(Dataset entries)
···
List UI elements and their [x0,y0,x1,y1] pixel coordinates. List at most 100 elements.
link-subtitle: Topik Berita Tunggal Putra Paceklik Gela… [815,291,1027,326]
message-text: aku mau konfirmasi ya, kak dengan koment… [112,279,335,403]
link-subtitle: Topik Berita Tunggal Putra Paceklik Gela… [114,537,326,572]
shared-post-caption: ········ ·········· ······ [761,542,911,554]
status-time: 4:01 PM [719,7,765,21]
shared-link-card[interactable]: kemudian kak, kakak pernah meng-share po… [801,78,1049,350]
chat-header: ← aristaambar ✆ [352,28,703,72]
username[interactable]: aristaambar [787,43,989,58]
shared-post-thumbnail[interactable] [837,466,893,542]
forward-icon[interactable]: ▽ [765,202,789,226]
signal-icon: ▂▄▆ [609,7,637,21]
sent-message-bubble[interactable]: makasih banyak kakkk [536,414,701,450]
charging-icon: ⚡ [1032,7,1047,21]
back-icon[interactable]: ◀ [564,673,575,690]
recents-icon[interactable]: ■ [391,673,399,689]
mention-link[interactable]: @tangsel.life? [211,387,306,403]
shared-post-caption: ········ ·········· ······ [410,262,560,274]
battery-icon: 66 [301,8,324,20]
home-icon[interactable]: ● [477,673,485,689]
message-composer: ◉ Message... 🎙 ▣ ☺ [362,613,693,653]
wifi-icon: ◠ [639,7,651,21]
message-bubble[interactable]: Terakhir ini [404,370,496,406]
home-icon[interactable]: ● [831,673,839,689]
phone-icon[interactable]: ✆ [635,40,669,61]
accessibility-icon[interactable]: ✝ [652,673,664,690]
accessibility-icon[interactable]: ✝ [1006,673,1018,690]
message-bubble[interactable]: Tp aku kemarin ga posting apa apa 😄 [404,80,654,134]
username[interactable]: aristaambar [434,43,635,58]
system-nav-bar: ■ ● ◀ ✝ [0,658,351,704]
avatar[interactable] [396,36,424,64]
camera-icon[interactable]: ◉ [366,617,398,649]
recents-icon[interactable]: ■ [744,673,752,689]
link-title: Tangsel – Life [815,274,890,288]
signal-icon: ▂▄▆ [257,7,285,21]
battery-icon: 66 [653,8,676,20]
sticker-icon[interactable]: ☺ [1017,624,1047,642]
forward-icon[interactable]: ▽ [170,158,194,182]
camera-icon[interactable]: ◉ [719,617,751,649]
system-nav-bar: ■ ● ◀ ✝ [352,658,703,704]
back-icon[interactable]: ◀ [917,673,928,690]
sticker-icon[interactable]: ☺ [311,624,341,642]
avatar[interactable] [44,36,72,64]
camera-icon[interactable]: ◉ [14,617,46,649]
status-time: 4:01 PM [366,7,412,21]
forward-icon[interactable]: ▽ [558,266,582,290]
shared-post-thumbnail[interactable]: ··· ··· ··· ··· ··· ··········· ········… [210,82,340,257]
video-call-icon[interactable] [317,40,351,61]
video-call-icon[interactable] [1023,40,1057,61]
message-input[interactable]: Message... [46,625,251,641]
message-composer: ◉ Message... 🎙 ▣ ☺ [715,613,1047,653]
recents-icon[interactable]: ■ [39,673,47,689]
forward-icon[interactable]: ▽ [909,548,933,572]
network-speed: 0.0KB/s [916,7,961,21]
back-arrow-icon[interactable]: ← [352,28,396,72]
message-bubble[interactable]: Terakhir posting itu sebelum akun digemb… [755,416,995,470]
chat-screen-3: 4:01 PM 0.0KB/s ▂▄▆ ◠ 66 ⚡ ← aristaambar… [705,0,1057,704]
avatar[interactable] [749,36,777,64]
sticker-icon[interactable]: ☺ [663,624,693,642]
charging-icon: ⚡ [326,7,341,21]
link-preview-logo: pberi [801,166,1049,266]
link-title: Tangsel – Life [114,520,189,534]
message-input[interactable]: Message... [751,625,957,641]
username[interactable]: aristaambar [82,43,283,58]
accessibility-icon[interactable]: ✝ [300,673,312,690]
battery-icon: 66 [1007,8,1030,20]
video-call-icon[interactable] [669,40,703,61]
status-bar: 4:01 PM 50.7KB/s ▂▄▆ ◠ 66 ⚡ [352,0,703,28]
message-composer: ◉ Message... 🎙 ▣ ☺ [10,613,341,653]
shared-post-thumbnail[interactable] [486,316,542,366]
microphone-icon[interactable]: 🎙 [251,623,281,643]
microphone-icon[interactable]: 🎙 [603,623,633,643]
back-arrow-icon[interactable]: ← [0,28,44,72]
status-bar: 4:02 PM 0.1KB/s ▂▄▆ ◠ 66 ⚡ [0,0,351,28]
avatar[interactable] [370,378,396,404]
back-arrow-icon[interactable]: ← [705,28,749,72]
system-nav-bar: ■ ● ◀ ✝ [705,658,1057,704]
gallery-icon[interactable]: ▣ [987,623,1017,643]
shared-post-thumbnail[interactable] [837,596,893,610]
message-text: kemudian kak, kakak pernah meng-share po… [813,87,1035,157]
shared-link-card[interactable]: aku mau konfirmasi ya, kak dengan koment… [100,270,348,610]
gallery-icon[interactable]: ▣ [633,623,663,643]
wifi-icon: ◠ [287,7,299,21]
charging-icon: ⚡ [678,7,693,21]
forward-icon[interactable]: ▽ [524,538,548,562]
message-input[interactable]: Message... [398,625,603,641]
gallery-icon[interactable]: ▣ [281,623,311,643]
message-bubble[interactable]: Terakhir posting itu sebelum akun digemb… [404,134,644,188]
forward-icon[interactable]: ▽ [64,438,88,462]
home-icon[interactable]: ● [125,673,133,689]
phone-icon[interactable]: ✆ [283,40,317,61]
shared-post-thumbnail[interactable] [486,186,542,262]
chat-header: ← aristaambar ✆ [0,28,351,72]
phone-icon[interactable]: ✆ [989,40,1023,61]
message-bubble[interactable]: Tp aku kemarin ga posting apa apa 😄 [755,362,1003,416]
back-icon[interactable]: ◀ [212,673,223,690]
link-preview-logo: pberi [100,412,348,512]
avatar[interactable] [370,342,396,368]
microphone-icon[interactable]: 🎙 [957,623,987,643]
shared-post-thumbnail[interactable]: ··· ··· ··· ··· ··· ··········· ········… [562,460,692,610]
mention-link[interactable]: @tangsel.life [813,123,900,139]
···
▸ **Problem description**
Copy out the stretch of the listing from its first line through the line containing "wifi-icon: ◠ [639,7,651,21]", with both ends included.

▸ **Exercise answer**
List UI elements and their [x0,y0,x1,y1] pixel coordinates. List at most 100 elements.
link-subtitle: Topik Berita Tunggal Putra Paceklik Gela… [815,291,1027,326]
message-text: aku mau konfirmasi ya, kak dengan koment… [112,279,335,403]
link-subtitle: Topik Berita Tunggal Putra Paceklik Gela… [114,537,326,572]
shared-post-caption: ········ ·········· ······ [761,542,911,554]
status-time: 4:01 PM [719,7,765,21]
shared-link-card[interactable]: kemudian kak, kakak pernah meng-share po… [801,78,1049,350]
chat-header: ← aristaambar ✆ [352,28,703,72]
username[interactable]: aristaambar [787,43,989,58]
shared-post-thumbnail[interactable] [837,466,893,542]
forward-icon[interactable]: ▽ [765,202,789,226]
signal-icon: ▂▄▆ [609,7,637,21]
sent-message-bubble[interactable]: makasih banyak kakkk [536,414,701,450]
charging-icon: ⚡ [1032,7,1047,21]
back-icon[interactable]: ◀ [564,673,575,690]
recents-icon[interactable]: ■ [391,673,399,689]
mention-link[interactable]: @tangsel.life? [211,387,306,403]
shared-post-caption: ········ ·········· ······ [410,262,560,274]
battery-icon: 66 [301,8,324,20]
home-icon[interactable]: ● [477,673,485,689]
message-composer: ◉ Message... 🎙 ▣ ☺ [362,613,693,653]
wifi-icon: ◠ [639,7,651,21]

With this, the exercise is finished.